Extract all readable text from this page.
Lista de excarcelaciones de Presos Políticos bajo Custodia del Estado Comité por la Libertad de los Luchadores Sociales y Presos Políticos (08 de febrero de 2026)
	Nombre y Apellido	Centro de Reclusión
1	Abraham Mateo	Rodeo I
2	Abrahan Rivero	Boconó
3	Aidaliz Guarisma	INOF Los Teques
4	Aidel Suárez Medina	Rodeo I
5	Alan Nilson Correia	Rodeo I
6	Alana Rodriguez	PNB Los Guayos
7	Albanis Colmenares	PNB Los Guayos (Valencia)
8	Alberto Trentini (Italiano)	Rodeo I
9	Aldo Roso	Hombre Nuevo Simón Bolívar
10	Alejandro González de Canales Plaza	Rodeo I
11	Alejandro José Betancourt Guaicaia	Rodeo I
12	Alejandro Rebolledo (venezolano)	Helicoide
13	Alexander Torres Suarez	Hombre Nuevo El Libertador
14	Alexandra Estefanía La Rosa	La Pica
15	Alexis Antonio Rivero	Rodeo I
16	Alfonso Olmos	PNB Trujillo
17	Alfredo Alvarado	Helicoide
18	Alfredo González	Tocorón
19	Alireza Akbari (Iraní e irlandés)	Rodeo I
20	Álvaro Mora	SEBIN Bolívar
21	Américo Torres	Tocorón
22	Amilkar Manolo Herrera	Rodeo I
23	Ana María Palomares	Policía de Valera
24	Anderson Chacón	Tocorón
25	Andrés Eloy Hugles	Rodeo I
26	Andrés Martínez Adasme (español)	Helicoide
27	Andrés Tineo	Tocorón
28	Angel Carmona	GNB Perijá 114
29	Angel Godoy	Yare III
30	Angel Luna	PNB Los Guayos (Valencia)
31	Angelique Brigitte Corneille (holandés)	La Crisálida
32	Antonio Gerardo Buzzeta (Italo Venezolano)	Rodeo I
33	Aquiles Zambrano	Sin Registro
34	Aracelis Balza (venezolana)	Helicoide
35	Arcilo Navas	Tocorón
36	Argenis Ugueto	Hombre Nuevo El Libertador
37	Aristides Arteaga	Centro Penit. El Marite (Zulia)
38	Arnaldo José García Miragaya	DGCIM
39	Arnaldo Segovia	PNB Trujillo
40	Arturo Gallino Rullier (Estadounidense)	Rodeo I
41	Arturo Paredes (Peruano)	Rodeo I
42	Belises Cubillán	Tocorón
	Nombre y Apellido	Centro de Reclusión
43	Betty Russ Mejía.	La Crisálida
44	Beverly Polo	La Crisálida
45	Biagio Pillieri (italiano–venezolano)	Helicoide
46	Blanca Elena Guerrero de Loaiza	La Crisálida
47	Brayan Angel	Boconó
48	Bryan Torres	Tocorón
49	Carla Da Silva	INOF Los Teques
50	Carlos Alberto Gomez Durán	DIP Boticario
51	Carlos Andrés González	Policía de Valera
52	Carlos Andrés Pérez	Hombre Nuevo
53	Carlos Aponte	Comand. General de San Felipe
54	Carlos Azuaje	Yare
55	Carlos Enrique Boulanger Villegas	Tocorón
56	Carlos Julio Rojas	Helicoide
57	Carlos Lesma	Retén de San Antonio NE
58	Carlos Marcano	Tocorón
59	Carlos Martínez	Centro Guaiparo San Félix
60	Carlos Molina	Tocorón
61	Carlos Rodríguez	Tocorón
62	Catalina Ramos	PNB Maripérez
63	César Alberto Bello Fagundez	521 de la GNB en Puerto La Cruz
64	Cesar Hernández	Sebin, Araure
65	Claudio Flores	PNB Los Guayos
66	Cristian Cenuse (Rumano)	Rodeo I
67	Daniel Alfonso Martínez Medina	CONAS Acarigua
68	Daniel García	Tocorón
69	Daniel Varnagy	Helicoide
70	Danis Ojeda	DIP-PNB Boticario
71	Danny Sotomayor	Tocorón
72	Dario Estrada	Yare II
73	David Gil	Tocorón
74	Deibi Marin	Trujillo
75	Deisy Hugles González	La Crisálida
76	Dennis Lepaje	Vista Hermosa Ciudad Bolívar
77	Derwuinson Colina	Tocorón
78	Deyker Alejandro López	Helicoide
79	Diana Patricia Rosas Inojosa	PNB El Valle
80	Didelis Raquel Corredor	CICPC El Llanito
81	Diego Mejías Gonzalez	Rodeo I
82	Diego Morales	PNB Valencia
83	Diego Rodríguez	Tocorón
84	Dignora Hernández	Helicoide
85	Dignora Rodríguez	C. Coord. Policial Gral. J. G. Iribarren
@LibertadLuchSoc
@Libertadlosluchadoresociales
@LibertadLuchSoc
* * *
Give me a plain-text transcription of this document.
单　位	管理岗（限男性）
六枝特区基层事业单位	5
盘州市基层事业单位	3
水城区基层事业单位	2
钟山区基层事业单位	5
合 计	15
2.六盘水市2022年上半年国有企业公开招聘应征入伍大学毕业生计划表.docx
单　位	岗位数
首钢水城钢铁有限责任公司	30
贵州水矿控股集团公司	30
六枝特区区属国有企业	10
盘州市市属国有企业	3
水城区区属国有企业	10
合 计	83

Set task: Scan the entries above. Copy each line that has the string "Alejandro".

Correct output:
10	Alejandro González de Canales Plaza	Rodeo I
11	Alejandro José Betancourt Guaicaia	Rodeo I
12	Alejandro Rebolledo (venezolano)	Helicoide
78	Deyker Alejandro López	Helicoide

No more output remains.